LIST OF TASKS:
**1)** Answer these from the RAID6 thread:
(a) Which kernel source tree is the patch made against?
(b) What kind of array does Patrik have that holds no production data?
(c) According to the patch description, when does a degraded RAID6 currently perform the reads?
**2)** Translate this sentence from the RAID6 thread into Spanish: "However for a degraded RAID6 we currently perform the reads as soon as we see that a write is pending."
**3)** Carry the RAID6 thread forward from its last line.

Re: Sequential writing to degraded RAID6 causing a lot of reading

Patrik Horník <patrik@xxxxxx> · Tue, 20 May 2014 12:07:11 +0200

2014-05-20 7:42 GMT+02:00 NeilBrown <neilb@xxxxxxx>:
> On Thu, 15 May 2014 09:50:49 +0200 Patrik Horník <patrik@xxxxxx> wrote:
>
>> OK, it seems that because of that my copy operations will not be
>> finished yet by next week... :)
>>
>> BTW this time layout is left-symetric but the problem I guess is in
>> whole strip' write detection with degraded RAID6.
>>
>> Patrik
>>
>> 2014-05-15 9:18 GMT+02:00 NeilBrown <neilb@xxxxxxx>:
>> > On Thu, 15 May 2014 09:04:27 +0200 Patrik Horník <patrik@xxxxxx> wrote:
>> >
>> >> Hello Neil,
>> >>
>> >> did you make some progress on this issue by any chance?
>> >
>> > No I haven't - sorry.
>> > After 2 year, I guess I really should.
>> >
>> > I'll make another note for first thing next week.
>
> Can you try the following patch and let me know if it helps?

I dont want to test it on production system... But I have some
degraded array which does not have production data on it so I will
think about how to test it.

> I definitely reduced the number of reads significantly, but my measurements
> (of a very simple test case) didn't show much speed-up.
>

I did not look at the patch itself but according to your description
is should eliminate the problem, should it not? What was your read /
write ratio after the patch?

Thanks.

Patrik

> This is against current mainline.  If you want it against another version and
> it doesn't apply easily, just ask.
>
> Thanks,
> NeilBrown
>
> From 98c411f93391be0dbda98d43835dd9e042faa78f Mon Sep 17 00:00:00 2001
> From: NeilBrown <neilb@xxxxxxx>
> Date: Mon, 19 May 2014 11:16:49 +1000
> Subject: [PATCH] md/raid56: Don't perform reads to support writes until stripe
>  is ready.
> MIME-Version: 1.0
> Content-Type: text/plain; charset=UTF-8
> Content-Transfer-Encoding: 8bit
>
> If it is found that we need to pre-read some blocks before a write
> can succeed, we normally set STRIPE_DELAYED and don't actually perform
> the read until STRIPE_PREREAD_ACTIVE subsequently gets set.
>
> However for a degraded RAID6 we currently perform the reads as soon
> as we see that a write is pending.  This significantly hurts
> throughput.
>
> So:
>  - when handle_stripe_dirtying find a block that it wants on a device
>    that is failed, set STRIPE_DELAY, instead of doing nothing, and
>  - when fetch_block detects that a read might be required to satisfy a
>    write, only perform the read if STRIPE_PREREAD_ACTIVE is set,
>    and if we would actually need to read something to complete the write.

DATA EXTRACT:
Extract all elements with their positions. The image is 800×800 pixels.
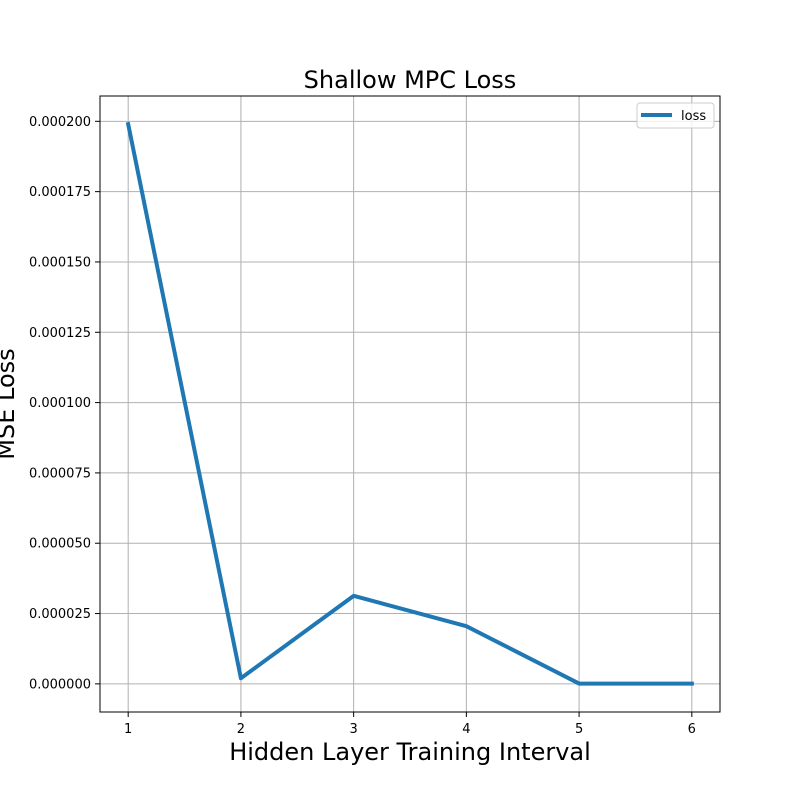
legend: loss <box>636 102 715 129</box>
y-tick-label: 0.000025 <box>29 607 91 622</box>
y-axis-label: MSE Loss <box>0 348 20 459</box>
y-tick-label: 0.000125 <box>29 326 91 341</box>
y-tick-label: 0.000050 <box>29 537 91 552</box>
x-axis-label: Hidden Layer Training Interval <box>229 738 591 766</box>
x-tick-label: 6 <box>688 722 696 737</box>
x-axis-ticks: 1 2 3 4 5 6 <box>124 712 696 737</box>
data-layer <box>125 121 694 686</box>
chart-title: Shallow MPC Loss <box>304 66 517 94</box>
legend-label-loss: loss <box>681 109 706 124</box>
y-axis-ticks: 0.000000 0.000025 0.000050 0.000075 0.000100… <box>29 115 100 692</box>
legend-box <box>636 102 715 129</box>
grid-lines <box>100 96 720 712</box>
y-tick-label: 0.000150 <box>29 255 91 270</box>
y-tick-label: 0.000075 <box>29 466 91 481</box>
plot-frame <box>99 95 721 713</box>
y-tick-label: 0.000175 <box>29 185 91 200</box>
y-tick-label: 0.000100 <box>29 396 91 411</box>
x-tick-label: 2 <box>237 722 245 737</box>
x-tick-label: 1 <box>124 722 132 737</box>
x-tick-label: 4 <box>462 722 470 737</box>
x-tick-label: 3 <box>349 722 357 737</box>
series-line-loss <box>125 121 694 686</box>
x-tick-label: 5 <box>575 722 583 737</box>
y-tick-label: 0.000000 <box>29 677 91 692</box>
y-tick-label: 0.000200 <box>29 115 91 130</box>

==

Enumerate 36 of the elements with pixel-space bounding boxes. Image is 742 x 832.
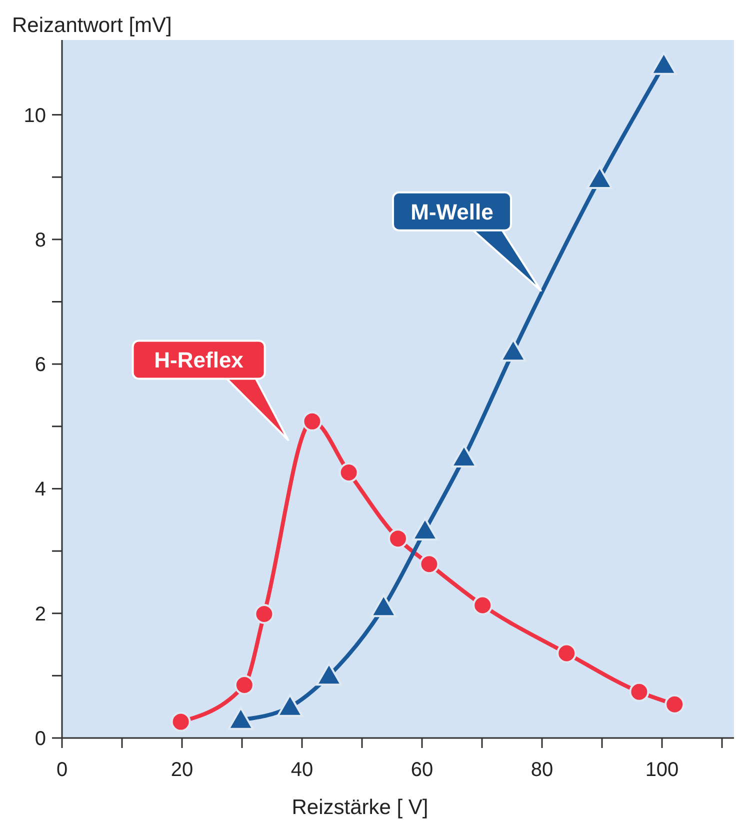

ANSWER SET:
**1)**
(a) Current mainline.
(b) A degraded array.
(c) As soon as it sees that a write is pending.

**2)** Sin embargo, en un RAID6 degradado actualmente realizamos las lecturas en cuanto vemos que hay una escritura pendiente.

**3)**
>
> This also helps RAID5, though less often as RAID5 supports a
> read-modify-write cycle.  For RAID5 the read is performed too early
> only if the write is not a full 4K aligned write (i.e. no an
> R5_OVERWRITE).
>
> Also clean up a couple of horrible bits of formatting.
>
> Reported-by: Patrik Horník <patrik@xxxxxx>
> Signed-off-by: NeilBrown <neilb@xxxxxxx>
>
> diff --git a/drivers/md/raid5.c b/drivers/md/raid5.c
> index 633e20a96b34..d67202bd9118 100644
> --- a/drivers/md/raid5.c
> +++ b/drivers/md/raid5.c
> @@ -292,9 +292,12 @@ static void do_release_stripe(struct r5conf *conf, struct stripe_head *sh,
>         BUG_ON(atomic_read(&conf->active_stripes)==0);
>         if (test_bit(STRIPE_HANDLE, &sh->state)) {
>                 if (test_bit(STRIPE_DELAYED, &sh->state) &&
> -                   !test_bit(STRIPE_PREREAD_ACTIVE, &sh->state))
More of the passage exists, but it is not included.